Listed entries below:
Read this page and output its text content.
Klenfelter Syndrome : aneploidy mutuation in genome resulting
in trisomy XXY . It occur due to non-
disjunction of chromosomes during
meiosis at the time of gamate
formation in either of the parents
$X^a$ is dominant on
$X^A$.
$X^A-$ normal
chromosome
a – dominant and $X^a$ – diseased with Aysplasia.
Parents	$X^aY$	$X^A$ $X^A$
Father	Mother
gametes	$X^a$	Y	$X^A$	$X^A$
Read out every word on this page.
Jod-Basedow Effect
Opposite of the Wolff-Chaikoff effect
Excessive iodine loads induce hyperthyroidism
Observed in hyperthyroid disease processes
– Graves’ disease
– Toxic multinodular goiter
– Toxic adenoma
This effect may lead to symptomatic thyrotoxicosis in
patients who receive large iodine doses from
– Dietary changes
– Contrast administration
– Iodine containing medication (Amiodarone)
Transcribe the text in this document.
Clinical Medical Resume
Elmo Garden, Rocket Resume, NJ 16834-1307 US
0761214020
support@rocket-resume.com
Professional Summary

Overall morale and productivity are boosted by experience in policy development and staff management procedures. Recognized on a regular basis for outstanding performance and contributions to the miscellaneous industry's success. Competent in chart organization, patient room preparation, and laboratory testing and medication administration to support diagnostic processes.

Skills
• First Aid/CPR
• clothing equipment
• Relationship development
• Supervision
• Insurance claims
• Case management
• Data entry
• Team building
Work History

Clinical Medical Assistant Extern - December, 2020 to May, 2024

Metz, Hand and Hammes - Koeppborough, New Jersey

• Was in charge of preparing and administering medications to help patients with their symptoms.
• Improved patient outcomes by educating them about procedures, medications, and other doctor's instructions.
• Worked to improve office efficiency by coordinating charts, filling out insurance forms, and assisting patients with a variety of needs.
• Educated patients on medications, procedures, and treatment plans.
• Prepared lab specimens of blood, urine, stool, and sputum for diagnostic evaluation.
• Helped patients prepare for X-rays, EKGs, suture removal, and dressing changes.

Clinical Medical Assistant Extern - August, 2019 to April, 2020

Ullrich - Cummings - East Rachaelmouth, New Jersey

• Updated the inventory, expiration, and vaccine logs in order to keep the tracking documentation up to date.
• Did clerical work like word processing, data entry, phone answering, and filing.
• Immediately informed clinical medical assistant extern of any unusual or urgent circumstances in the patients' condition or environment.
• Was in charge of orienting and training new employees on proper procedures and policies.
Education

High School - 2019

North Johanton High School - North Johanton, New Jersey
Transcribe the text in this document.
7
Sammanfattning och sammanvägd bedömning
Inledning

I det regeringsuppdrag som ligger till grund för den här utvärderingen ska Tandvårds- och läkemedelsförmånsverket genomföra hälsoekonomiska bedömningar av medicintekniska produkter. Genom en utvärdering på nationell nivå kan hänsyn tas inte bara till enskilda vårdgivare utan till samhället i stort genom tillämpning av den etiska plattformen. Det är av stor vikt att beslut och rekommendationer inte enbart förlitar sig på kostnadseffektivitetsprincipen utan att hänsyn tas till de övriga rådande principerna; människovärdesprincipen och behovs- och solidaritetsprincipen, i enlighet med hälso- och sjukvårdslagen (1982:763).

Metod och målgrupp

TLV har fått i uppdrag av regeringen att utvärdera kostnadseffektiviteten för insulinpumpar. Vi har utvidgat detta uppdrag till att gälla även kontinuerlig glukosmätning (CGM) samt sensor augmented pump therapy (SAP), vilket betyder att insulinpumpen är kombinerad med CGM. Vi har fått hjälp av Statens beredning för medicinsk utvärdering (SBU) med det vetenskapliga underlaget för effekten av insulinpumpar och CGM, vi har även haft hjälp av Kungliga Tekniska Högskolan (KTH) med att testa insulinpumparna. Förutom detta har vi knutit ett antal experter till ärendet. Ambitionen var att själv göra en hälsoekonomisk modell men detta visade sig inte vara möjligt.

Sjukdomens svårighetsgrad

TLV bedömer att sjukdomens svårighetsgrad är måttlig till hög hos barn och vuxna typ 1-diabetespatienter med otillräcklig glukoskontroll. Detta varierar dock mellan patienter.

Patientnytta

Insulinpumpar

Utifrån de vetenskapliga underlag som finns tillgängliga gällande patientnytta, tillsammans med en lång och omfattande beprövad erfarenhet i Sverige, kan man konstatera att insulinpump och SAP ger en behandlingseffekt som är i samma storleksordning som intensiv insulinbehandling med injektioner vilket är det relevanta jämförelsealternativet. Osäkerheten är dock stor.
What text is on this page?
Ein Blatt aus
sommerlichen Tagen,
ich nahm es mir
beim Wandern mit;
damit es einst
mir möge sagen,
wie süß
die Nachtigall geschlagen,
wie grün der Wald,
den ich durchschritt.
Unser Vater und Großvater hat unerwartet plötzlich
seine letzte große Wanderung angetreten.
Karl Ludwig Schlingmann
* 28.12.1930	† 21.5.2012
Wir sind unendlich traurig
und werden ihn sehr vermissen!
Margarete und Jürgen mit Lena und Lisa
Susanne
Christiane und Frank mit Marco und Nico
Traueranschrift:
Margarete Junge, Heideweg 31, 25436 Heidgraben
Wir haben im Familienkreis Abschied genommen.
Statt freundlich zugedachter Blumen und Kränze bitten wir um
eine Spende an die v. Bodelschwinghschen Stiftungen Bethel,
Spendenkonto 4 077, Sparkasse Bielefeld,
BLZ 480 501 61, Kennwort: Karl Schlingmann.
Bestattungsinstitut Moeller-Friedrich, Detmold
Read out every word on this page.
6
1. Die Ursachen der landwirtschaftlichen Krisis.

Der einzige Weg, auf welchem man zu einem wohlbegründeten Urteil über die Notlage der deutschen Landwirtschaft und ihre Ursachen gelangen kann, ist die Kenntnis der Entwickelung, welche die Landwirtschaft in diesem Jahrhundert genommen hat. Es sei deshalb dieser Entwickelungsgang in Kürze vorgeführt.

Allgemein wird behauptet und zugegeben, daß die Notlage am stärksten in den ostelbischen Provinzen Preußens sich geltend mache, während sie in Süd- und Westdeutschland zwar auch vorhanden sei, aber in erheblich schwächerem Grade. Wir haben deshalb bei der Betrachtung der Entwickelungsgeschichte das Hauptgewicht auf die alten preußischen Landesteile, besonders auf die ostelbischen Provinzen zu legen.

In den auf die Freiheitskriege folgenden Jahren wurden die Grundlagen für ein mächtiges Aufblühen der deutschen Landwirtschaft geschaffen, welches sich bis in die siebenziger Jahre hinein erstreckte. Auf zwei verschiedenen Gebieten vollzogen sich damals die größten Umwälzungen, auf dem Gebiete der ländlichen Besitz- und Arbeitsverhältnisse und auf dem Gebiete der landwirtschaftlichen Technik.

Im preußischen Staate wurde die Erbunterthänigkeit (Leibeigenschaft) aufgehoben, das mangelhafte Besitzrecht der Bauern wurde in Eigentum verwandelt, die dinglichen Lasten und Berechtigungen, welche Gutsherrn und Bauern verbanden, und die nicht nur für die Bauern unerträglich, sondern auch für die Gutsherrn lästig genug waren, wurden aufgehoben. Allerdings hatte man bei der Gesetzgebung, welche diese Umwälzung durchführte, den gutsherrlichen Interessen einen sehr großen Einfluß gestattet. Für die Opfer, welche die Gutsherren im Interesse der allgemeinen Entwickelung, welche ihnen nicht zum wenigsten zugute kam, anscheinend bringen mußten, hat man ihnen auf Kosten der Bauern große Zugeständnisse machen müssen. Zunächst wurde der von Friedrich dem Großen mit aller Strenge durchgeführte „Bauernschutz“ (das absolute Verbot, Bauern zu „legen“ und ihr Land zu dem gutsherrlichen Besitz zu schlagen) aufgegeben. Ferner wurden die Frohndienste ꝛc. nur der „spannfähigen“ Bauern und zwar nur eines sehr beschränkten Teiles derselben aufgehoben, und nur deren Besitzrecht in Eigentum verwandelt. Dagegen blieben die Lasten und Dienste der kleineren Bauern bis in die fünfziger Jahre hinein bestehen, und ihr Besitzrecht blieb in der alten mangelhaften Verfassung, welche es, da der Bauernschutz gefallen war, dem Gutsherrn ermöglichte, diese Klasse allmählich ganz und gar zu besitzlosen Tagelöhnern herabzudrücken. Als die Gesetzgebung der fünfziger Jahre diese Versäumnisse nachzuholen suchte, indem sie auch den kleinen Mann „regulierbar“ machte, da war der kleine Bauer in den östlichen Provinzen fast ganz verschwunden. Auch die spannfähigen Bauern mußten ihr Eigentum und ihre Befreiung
End of Listed entries.
• Problem: A count is needed of the lines in the entries that contain "medications". Supply only that number.

• Solution: 3